Data records
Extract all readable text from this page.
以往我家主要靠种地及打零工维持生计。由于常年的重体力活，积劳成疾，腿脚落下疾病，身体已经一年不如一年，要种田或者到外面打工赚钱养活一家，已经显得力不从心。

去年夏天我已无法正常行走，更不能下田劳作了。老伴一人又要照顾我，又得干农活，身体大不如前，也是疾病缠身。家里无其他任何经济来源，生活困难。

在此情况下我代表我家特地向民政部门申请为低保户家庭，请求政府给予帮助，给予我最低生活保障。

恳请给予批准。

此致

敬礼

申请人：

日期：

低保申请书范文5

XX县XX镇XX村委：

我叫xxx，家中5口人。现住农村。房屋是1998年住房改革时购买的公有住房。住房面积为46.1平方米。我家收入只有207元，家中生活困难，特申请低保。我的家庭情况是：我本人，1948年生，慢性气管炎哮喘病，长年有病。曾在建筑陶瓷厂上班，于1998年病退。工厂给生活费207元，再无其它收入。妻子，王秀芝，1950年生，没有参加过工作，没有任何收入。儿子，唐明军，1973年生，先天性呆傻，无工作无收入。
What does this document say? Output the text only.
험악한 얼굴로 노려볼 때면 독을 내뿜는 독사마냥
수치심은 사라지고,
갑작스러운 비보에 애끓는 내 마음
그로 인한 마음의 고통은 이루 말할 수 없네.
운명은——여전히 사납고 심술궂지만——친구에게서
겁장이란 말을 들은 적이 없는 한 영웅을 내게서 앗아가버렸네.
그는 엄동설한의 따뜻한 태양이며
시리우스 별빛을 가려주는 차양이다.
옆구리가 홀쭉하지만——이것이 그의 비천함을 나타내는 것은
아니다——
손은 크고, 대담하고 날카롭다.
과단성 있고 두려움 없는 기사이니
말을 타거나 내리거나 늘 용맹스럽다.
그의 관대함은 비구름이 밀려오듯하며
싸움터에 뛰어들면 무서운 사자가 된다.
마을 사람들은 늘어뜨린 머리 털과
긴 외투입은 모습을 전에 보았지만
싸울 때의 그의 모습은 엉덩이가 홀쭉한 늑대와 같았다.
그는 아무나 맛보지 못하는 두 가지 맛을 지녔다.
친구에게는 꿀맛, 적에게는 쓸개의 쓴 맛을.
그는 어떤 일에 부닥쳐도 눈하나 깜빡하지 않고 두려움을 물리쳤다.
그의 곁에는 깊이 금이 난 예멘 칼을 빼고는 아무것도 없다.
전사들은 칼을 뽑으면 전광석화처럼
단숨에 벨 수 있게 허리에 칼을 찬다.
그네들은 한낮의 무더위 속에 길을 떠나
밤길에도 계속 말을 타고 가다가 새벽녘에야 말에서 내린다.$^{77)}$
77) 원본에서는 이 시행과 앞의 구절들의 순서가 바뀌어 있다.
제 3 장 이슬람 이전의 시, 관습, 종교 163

TO BE DONE ▸
Quote each line of the data above exactly as written.

PROBLEM SOLUTION ▸
Extract all readable text from this page.
以往我家主要靠种地及打零工维持生计。由于常年的重体力活，积劳成疾，腿脚落下疾病，身体已经一年不如一年，要种田或者到外面打工赚钱养活一家，已经显得力不从心。

去年夏天我已无法正常行走，更不能下田劳作了。老伴一人又要照顾我，又得干农活，身体大不如前，也是疾病缠身。家里无其他任何经济来源，生活困难。

在此情况下我代表我家特地向民政部门申请为低保户家庭，请求政府给予帮助，给予我最低生活保障。

恳请给予批准。

此致

敬礼

申请人：

日期：

低保申请书范文5

XX县XX镇XX村委：

我叫xxx，家中5口人。现住农村。房屋是1998年住房改革时购买的公有住房。住房面积为46.1平方米。我家收入只有207元，家中生活困难，特申请低保。我的家庭情况是：我本人，1948年生，慢性气管炎哮喘病，长年有病。曾在建筑陶瓷厂上班，于1998年病退。工厂给生活费207元，再无其它收入。妻子，王秀芝，1950年生，没有参加过工作，没有任何收入。儿子，唐明军，1973年生，先天性呆傻，无工作无收入。
What does this document say? Output the text only.
험악한 얼굴로 노려볼 때면 독을 내뿜는 독사마냥
수치심은 사라지고,
갑작스러운 비보에 애끓는 내 마음
그로 인한 마음의 고통은 이루 말할 수 없네.
운명은——여전히 사납고 심술궂지만——친구에게서
겁장이란 말을 들은 적이 없는 한 영웅을 내게서 앗아가버렸네.
그는 엄동설한의 따뜻한 태양이며
시리우스 별빛을 가려주는 차양이다.
옆구리가 홀쭉하지만——이것이 그의 비천함을 나타내는 것은
아니다——
손은 크고, 대담하고 날카롭다.
과단성 있고 두려움 없는 기사이니
말을 타거나 내리거나 늘 용맹스럽다.
그의 관대함은 비구름이 밀려오듯하며
싸움터에 뛰어들면 무서운 사자가 된다.
마을 사람들은 늘어뜨린 머리 털과
긴 외투입은 모습을 전에 보았지만
싸울 때의 그의 모습은 엉덩이가 홀쭉한 늑대와 같았다.
그는 아무나 맛보지 못하는 두 가지 맛을 지녔다.
친구에게는 꿀맛, 적에게는 쓸개의 쓴 맛을.
그는 어떤 일에 부닥쳐도 눈하나 깜빡하지 않고 두려움을 물리쳤다.
그의 곁에는 깊이 금이 난 예멘 칼을 빼고는 아무것도 없다.
전사들은 칼을 뽑으면 전광석화처럼
단숨에 벨 수 있게 허리에 칼을 찬다.
그네들은 한낮의 무더위 속에 길을 떠나
밤길에도 계속 말을 타고 가다가 새벽녘에야 말에서 내린다.$^{77)}$
77) 원본에서는 이 시행과 앞의 구절들의 순서가 바뀌어 있다.
제 3 장 이슬람 이전의 시, 관습, 종교 163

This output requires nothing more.